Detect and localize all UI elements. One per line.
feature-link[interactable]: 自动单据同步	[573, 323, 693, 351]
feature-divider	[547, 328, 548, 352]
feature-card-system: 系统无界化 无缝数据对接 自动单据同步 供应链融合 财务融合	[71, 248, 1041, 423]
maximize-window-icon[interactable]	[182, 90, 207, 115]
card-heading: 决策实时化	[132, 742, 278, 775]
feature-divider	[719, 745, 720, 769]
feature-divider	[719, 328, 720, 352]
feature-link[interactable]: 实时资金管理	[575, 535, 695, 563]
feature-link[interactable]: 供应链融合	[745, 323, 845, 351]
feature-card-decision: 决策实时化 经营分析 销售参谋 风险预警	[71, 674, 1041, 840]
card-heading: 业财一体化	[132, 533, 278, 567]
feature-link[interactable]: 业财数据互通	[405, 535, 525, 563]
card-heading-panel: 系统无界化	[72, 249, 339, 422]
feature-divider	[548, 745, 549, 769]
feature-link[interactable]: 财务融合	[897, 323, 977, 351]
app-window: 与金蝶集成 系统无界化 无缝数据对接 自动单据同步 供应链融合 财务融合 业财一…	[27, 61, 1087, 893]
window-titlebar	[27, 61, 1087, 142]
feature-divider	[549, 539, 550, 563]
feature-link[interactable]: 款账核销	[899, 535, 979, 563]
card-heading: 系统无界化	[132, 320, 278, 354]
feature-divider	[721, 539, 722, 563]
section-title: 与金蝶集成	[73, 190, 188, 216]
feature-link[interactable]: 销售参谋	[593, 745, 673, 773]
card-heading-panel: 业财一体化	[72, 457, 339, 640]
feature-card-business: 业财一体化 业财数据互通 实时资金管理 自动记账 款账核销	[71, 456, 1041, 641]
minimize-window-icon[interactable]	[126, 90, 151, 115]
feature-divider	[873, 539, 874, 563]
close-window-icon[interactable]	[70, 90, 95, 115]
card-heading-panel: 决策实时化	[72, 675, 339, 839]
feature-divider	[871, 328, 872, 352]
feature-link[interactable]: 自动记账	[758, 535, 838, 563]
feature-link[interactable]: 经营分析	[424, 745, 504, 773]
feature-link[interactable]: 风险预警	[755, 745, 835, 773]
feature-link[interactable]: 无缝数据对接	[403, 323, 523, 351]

* YOUR TASK *
Copy out the lines of the records verbatim, from the first line through the line containing "323, 845, 351]", including both.

* REPLY TO THE TASK *
Detect and localize all UI elements. One per line.
feature-link[interactable]: 自动单据同步	[573, 323, 693, 351]
feature-divider	[547, 328, 548, 352]
feature-card-system: 系统无界化 无缝数据对接 自动单据同步 供应链融合 财务融合	[71, 248, 1041, 423]
maximize-window-icon[interactable]	[182, 90, 207, 115]
card-heading: 决策实时化	[132, 742, 278, 775]
feature-divider	[719, 745, 720, 769]
feature-divider	[719, 328, 720, 352]
feature-link[interactable]: 实时资金管理	[575, 535, 695, 563]
feature-link[interactable]: 供应链融合	[745, 323, 845, 351]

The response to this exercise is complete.